(Given request): Please gather every line below that contains the word "indication" and copy each of those lines out.

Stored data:
++++++++++++++++++++

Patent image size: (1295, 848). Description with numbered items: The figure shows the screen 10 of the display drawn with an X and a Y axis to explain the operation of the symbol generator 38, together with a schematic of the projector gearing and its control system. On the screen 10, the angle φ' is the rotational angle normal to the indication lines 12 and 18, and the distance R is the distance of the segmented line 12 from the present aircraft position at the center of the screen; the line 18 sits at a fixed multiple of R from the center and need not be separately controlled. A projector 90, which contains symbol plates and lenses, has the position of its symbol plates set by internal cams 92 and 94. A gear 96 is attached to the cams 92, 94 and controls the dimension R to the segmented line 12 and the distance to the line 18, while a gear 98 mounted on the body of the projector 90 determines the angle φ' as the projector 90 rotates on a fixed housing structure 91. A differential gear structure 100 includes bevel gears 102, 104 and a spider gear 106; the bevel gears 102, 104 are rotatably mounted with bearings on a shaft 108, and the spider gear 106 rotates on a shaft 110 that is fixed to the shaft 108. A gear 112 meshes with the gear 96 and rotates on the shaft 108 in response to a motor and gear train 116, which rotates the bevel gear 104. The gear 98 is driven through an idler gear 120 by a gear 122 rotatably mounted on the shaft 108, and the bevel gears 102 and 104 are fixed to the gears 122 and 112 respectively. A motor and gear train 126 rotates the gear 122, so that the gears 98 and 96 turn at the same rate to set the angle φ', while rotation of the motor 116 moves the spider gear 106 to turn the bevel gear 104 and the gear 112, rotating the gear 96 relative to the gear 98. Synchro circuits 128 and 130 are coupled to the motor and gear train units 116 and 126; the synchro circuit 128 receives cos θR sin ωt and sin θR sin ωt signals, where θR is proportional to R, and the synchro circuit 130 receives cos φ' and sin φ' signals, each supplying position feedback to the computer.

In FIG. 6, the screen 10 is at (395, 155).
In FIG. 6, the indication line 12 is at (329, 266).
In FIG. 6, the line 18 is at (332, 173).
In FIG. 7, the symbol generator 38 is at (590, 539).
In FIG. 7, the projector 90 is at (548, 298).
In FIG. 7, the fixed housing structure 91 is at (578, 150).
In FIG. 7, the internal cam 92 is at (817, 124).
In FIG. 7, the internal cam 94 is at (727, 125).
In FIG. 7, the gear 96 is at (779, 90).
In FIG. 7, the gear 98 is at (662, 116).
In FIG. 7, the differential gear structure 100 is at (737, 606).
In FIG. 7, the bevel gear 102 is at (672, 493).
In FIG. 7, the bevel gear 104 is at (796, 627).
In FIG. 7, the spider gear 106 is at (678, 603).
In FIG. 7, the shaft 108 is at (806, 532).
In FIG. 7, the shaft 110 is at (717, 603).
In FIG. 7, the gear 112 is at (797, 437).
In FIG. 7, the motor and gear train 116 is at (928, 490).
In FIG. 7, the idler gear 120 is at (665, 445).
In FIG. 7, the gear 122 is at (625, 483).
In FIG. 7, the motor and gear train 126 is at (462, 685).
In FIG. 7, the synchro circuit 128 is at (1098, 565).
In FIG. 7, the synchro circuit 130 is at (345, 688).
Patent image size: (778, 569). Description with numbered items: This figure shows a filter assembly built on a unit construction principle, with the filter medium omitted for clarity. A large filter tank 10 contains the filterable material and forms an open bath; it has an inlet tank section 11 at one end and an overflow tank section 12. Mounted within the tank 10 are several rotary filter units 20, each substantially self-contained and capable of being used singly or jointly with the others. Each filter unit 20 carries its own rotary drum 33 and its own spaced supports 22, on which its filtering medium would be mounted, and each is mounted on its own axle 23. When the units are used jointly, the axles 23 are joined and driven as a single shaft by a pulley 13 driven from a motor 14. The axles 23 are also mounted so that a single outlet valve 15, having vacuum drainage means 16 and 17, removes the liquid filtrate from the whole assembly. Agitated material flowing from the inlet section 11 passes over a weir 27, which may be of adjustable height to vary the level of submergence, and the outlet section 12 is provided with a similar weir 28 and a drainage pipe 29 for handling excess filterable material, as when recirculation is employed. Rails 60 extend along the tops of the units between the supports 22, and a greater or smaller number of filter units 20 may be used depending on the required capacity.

++++++++++++++++++++

(Response to this exercise):
Patent image size: (1295, 848). Description with numbered items: The figure shows the screen 10 of the display drawn with an X and a Y axis to explain the operation of the symbol generator 38, together with a schematic of the projector gearing and its control system. On the screen 10, the angle φ' is the rotational angle normal to the indication lines 12 and 18, and the distance R is the distance of the segmented line 12 from the present aircraft position at the center of the screen; the line 18 sits at a fixed multiple of R from the center and need not be separately controlled. A projector 90, which contains symbol plates and lenses, has the position of its symbol plates set by internal cams 92 and 94. A gear 96 is attached to the cams 92, 94 and controls the dimension R to the segmented line 12 and the distance to the line 18, while a gear 98 mounted on the body of the projector 90 determines the angle φ' as the projector 90 rotates on a fixed housing structure 91. A differential gear structure 100 includes bevel gears 102, 104 and a spider gear 106; the bevel gears 102, 104 are rotatably mounted with bearings on a shaft 108, and the spider gear 106 rotates on a shaft 110 that is fixed to the shaft 108. A gear 112 meshes with the gear 96 and rotates on the shaft 108 in response to a motor and gear train 116, which rotates the bevel gear 104. The gear 98 is driven through an idler gear 120 by a gear 122 rotatably mounted on the shaft 108, and the bevel gears 102 and 104 are fixed to the gears 122 and 112 respectively. A motor and gear train 126 rotates the gear 122, so that the gears 98 and 96 turn at the same rate to set the angle φ', while rotation of the motor 116 moves the spider gear 106 to turn the bevel gear 104 and the gear 112, rotating the gear 96 relative to the gear 98. Synchro circuits 128 and 130 are coupled to the motor and gear train units 116 and 126; the synchro circuit 128 receives cos θR sin ωt and sin θR sin ωt signals, where θR is proportional to R, and the synchro circuit 130 receives cos φ' and sin φ' signals, each supplying position feedback to the computer.
In FIG. 6, the indication line 12 is at (329, 266).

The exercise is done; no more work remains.